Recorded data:
----------------

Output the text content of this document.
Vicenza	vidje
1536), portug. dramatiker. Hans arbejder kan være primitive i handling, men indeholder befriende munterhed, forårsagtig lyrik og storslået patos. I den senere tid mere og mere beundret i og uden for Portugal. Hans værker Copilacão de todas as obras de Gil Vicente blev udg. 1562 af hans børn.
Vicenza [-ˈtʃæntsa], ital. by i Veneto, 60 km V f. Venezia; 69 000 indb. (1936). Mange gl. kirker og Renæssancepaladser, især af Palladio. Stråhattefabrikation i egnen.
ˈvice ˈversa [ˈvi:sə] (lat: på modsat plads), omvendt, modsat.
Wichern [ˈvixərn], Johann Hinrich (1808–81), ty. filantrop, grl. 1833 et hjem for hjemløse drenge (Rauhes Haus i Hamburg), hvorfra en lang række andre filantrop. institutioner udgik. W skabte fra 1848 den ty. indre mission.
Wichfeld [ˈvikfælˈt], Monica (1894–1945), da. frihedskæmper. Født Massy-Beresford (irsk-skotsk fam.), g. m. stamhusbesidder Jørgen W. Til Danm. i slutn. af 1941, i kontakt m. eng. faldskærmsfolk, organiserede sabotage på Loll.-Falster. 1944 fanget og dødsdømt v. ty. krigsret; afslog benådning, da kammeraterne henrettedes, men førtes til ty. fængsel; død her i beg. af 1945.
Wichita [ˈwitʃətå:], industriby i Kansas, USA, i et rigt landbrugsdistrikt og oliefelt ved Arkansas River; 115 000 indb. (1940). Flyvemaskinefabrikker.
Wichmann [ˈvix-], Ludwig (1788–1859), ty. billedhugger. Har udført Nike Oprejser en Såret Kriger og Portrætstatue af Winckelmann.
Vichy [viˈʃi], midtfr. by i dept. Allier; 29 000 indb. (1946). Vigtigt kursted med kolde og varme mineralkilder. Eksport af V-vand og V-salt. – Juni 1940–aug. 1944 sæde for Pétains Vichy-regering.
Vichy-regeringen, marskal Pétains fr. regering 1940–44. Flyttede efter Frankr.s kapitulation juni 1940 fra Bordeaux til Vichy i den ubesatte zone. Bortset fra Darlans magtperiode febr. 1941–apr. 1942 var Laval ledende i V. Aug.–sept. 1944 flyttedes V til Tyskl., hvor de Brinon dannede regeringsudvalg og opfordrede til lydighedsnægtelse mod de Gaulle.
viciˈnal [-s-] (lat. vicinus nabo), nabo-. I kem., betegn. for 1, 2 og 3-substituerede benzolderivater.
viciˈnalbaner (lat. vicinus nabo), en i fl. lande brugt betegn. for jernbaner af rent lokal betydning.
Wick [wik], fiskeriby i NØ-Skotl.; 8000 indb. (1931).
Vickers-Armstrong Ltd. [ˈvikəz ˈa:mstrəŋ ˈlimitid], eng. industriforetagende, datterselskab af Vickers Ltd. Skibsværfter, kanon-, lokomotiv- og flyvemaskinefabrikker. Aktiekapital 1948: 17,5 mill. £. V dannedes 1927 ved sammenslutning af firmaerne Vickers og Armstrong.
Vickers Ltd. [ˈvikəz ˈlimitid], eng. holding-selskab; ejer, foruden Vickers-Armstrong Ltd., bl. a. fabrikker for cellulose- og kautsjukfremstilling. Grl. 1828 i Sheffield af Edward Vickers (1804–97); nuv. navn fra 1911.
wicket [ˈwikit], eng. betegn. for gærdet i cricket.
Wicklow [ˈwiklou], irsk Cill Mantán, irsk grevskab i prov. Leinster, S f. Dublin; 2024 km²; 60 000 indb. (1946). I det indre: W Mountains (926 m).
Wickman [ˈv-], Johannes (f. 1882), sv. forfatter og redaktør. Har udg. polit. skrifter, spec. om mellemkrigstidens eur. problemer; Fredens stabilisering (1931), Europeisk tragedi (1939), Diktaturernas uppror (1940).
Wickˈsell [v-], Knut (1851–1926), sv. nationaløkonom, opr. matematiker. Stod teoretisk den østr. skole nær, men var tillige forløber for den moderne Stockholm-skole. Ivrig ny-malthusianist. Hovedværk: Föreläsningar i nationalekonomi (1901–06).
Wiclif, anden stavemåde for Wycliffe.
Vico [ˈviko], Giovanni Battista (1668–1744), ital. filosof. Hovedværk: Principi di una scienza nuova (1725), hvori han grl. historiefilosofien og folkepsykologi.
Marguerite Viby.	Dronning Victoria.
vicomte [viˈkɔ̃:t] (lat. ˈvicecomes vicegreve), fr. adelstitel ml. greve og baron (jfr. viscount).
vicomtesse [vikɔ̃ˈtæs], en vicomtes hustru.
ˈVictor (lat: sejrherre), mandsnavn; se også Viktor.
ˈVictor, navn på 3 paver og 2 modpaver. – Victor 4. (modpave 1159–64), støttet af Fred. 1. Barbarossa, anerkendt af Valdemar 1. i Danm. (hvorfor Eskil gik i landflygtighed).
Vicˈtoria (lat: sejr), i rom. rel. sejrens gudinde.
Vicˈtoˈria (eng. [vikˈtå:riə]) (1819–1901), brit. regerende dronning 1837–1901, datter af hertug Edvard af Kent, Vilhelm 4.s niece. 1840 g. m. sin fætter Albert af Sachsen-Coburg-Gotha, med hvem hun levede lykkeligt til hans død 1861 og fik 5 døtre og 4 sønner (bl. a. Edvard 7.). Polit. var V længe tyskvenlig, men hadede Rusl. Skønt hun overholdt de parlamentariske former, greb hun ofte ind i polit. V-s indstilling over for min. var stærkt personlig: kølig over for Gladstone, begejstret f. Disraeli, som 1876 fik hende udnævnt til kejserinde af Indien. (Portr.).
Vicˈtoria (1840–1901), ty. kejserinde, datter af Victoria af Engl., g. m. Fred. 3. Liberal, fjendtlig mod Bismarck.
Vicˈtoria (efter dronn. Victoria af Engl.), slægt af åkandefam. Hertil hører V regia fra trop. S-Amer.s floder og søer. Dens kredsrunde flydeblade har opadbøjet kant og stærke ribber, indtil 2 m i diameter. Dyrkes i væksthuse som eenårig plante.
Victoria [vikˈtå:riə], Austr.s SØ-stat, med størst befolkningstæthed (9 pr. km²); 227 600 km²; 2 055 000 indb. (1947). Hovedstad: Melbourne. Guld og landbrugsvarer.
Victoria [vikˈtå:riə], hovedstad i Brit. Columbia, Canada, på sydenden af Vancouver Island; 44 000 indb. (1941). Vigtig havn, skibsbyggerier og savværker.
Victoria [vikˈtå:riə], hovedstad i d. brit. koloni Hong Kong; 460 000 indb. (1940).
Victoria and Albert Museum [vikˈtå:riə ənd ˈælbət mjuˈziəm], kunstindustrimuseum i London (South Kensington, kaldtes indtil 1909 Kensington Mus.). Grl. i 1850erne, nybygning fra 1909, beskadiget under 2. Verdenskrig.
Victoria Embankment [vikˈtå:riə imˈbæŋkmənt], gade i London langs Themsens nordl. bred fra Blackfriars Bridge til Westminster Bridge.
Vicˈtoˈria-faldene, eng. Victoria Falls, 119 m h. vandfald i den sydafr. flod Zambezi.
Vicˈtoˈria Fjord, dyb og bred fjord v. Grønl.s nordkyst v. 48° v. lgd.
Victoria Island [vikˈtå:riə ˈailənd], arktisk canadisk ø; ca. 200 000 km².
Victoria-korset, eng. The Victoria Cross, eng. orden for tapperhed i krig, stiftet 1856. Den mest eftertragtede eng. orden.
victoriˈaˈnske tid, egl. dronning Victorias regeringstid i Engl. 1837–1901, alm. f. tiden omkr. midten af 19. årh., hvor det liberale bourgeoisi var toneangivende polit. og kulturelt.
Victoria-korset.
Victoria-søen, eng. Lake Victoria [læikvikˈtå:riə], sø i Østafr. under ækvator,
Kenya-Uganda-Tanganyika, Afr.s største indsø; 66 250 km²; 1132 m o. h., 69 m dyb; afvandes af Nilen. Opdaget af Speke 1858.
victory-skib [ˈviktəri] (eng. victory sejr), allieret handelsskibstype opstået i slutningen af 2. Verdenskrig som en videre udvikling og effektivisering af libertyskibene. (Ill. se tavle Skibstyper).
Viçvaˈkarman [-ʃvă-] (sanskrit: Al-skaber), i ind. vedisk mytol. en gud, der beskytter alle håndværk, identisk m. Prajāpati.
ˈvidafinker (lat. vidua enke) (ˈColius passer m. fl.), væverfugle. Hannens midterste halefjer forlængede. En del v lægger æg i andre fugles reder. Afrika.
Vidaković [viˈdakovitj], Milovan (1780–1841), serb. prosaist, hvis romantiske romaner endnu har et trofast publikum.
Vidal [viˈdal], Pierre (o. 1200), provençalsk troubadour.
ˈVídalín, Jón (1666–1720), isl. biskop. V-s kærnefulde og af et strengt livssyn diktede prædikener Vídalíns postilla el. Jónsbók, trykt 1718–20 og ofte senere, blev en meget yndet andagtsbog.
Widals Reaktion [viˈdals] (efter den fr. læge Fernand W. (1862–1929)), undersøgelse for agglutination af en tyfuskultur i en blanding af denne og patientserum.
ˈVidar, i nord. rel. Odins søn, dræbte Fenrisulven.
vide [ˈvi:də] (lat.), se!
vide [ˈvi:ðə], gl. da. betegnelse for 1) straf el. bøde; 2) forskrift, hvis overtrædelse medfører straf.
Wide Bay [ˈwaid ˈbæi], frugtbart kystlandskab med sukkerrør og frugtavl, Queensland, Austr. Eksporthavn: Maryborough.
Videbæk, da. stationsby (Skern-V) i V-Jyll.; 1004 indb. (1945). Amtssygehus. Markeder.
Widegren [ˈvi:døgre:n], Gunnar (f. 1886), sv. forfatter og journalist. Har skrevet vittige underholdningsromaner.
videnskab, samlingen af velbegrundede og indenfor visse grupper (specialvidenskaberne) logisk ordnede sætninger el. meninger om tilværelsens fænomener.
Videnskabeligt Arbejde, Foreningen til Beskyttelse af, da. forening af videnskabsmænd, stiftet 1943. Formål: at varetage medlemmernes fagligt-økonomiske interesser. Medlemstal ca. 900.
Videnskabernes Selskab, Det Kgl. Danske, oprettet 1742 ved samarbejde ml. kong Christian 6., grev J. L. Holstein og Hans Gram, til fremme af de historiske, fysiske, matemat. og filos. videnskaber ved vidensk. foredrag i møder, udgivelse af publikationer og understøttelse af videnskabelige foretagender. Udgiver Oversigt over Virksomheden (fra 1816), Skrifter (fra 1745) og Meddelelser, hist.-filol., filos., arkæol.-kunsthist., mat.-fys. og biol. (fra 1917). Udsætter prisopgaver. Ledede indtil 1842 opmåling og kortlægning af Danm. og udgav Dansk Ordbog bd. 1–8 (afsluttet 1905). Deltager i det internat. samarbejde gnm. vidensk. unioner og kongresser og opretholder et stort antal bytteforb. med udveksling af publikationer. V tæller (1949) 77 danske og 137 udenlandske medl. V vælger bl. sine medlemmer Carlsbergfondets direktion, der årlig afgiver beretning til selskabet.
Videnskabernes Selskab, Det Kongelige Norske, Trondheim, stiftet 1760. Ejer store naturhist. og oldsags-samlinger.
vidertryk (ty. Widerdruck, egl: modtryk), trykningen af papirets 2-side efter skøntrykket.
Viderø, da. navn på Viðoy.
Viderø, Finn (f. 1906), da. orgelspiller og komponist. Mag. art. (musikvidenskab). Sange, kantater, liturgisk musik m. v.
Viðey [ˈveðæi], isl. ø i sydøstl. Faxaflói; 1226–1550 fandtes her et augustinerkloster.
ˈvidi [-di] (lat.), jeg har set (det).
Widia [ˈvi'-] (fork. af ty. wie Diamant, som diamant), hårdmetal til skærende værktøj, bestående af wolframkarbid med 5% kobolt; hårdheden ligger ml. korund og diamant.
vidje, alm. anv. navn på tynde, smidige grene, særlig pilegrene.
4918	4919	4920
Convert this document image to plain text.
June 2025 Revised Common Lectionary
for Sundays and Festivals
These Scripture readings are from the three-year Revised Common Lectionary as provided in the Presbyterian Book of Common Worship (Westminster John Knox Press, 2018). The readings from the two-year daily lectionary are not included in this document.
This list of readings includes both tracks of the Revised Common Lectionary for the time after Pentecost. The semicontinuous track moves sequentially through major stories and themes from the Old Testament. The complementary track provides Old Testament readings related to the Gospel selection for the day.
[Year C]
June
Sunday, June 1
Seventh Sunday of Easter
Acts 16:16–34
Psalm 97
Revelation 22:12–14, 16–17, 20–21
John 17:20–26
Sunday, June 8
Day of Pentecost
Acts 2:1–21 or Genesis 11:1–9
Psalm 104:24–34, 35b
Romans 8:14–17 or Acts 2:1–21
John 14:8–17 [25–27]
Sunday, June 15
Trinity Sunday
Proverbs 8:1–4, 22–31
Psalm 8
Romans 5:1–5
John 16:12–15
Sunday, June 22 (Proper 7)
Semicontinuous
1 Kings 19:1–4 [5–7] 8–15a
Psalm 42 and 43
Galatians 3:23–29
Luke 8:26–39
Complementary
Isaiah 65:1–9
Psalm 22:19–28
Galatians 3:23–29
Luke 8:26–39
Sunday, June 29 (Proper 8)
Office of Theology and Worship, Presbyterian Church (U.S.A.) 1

----------------

Your goal: If a line in the records above contains the string "bred", copy that line out.

Output below:
Victoria Embankment [vikˈtå:riə imˈbæŋkmənt], gade i London langs Themsens nordl. bred fra Blackfriars Bridge til Westminster Bridge.
Vicˈtoˈria Fjord, dyb og bred fjord v. Grønl.s nordkyst v. 48° v. lgd.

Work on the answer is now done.